** RECORD EXCERPTS **
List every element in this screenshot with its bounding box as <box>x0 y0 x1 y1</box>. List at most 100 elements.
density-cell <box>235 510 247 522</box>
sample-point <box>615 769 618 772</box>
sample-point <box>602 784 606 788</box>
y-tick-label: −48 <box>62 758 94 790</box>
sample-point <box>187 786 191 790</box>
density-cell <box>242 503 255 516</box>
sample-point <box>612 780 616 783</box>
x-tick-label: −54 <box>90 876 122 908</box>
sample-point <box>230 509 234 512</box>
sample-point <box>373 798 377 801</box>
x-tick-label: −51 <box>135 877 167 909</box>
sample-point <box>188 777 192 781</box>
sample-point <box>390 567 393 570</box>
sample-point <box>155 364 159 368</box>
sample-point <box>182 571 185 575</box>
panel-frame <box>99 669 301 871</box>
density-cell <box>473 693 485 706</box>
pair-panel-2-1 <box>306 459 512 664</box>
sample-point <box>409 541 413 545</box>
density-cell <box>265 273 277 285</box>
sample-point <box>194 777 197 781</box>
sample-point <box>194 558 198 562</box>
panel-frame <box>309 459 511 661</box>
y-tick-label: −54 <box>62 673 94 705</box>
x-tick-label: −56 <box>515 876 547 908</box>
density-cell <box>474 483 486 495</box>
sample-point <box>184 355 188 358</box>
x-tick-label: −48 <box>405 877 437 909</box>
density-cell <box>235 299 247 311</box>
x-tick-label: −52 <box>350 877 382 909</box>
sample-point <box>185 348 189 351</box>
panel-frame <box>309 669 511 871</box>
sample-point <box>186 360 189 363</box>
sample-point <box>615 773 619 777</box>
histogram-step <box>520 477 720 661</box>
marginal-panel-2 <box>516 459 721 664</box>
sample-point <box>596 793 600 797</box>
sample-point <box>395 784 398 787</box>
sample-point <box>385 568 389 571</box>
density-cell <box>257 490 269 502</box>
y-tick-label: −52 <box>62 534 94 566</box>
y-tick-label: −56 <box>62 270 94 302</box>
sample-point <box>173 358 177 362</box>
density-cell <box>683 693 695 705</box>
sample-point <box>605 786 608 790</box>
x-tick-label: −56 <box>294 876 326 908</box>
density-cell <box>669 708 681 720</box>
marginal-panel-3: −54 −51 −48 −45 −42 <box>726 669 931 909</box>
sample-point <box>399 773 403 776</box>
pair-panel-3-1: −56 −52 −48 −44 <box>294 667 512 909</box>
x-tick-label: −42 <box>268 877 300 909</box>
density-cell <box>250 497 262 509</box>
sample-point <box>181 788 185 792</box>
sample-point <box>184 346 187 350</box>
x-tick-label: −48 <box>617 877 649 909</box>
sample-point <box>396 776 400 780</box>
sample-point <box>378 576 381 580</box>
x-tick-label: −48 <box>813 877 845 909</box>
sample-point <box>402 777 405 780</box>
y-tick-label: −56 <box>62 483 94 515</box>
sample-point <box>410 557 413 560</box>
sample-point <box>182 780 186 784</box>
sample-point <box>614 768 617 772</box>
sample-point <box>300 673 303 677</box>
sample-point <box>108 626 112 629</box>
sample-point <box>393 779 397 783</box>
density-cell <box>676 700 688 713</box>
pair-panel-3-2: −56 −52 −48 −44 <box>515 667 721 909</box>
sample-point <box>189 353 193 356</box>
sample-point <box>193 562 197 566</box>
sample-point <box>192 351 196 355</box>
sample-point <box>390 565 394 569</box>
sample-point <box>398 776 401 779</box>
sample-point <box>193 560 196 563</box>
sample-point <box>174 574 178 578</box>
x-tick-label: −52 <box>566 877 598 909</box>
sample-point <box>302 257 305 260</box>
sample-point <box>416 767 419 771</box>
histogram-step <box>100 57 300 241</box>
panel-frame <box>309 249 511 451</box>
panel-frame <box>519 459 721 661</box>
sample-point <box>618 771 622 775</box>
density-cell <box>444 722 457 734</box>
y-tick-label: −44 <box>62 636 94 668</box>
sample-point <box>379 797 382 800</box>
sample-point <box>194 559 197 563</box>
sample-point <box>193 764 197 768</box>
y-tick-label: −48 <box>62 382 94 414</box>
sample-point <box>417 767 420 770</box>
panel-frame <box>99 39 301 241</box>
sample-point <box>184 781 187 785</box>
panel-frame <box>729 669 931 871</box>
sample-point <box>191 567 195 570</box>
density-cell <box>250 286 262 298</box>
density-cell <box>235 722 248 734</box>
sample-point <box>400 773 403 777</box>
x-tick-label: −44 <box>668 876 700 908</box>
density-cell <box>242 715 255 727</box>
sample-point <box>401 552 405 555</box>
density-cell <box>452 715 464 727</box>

** WHAT YOU NEED TO DO **
Reproduce every one of the lines above word for word, with no changes.

** ANSWER TO THIS TASK **
List every element in this screenshot with its bounding box as <box>x0 y0 x1 y1</box>. List at most 100 elements.
density-cell <box>235 510 247 522</box>
sample-point <box>615 769 618 772</box>
sample-point <box>602 784 606 788</box>
y-tick-label: −48 <box>62 758 94 790</box>
sample-point <box>187 786 191 790</box>
density-cell <box>242 503 255 516</box>
sample-point <box>612 780 616 783</box>
x-tick-label: −54 <box>90 876 122 908</box>
sample-point <box>230 509 234 512</box>
sample-point <box>373 798 377 801</box>
x-tick-label: −51 <box>135 877 167 909</box>
sample-point <box>188 777 192 781</box>
sample-point <box>390 567 393 570</box>
sample-point <box>155 364 159 368</box>
sample-point <box>182 571 185 575</box>
panel-frame <box>99 669 301 871</box>
density-cell <box>473 693 485 706</box>
pair-panel-2-1 <box>306 459 512 664</box>
sample-point <box>409 541 413 545</box>
density-cell <box>265 273 277 285</box>
sample-point <box>194 777 197 781</box>
sample-point <box>194 558 198 562</box>
panel-frame <box>309 459 511 661</box>
y-tick-label: −54 <box>62 673 94 705</box>
x-tick-label: −56 <box>515 876 547 908</box>
density-cell <box>474 483 486 495</box>
sample-point <box>184 355 188 358</box>
x-tick-label: −48 <box>405 877 437 909</box>
density-cell <box>235 299 247 311</box>
x-tick-label: −52 <box>350 877 382 909</box>
sample-point <box>185 348 189 351</box>
panel-frame <box>309 669 511 871</box>
sample-point <box>186 360 189 363</box>
sample-point <box>615 773 619 777</box>
histogram-step <box>520 477 720 661</box>
marginal-panel-2 <box>516 459 721 664</box>
sample-point <box>596 793 600 797</box>
sample-point <box>395 784 398 787</box>
sample-point <box>385 568 389 571</box>
density-cell <box>257 490 269 502</box>
y-tick-label: −52 <box>62 534 94 566</box>
y-tick-label: −56 <box>62 270 94 302</box>
sample-point <box>173 358 177 362</box>
density-cell <box>683 693 695 705</box>
sample-point <box>605 786 608 790</box>
x-tick-label: −56 <box>294 876 326 908</box>
density-cell <box>669 708 681 720</box>
marginal-panel-3: −54 −51 −48 −45 −42 <box>726 669 931 909</box>
sample-point <box>399 773 403 776</box>
pair-panel-3-1: −56 −52 −48 −44 <box>294 667 512 909</box>
x-tick-label: −42 <box>268 877 300 909</box>
density-cell <box>250 497 262 509</box>
sample-point <box>181 788 185 792</box>
sample-point <box>184 346 187 350</box>
x-tick-label: −48 <box>617 877 649 909</box>
sample-point <box>396 776 400 780</box>
sample-point <box>378 576 381 580</box>
x-tick-label: −48 <box>813 877 845 909</box>
sample-point <box>402 777 405 780</box>
y-tick-label: −56 <box>62 483 94 515</box>
sample-point <box>410 557 413 560</box>
sample-point <box>182 780 186 784</box>
sample-point <box>614 768 617 772</box>
sample-point <box>300 673 303 677</box>
sample-point <box>108 626 112 629</box>
sample-point <box>393 779 397 783</box>
density-cell <box>676 700 688 713</box>
pair-panel-3-2: −56 −52 −48 −44 <box>515 667 721 909</box>
sample-point <box>189 353 193 356</box>
sample-point <box>193 562 197 566</box>
sample-point <box>192 351 196 355</box>
sample-point <box>390 565 394 569</box>
sample-point <box>398 776 401 779</box>
sample-point <box>193 560 196 563</box>
sample-point <box>174 574 178 578</box>
x-tick-label: −52 <box>566 877 598 909</box>
sample-point <box>302 257 305 260</box>
sample-point <box>416 767 419 771</box>
histogram-step <box>100 57 300 241</box>
panel-frame <box>309 249 511 451</box>
panel-frame <box>519 459 721 661</box>
sample-point <box>618 771 622 775</box>
density-cell <box>444 722 457 734</box>
y-tick-label: −44 <box>62 636 94 668</box>
sample-point <box>379 797 382 800</box>
sample-point <box>194 559 197 563</box>
sample-point <box>193 764 197 768</box>
y-tick-label: −48 <box>62 382 94 414</box>
sample-point <box>417 767 420 770</box>
panel-frame <box>99 39 301 241</box>
sample-point <box>184 781 187 785</box>
panel-frame <box>729 669 931 871</box>
sample-point <box>191 567 195 570</box>
density-cell <box>250 286 262 298</box>
density-cell <box>235 722 248 734</box>
sample-point <box>400 773 403 777</box>
x-tick-label: −44 <box>668 876 700 908</box>
density-cell <box>242 715 255 727</box>
sample-point <box>401 552 405 555</box>
density-cell <box>452 715 464 727</box>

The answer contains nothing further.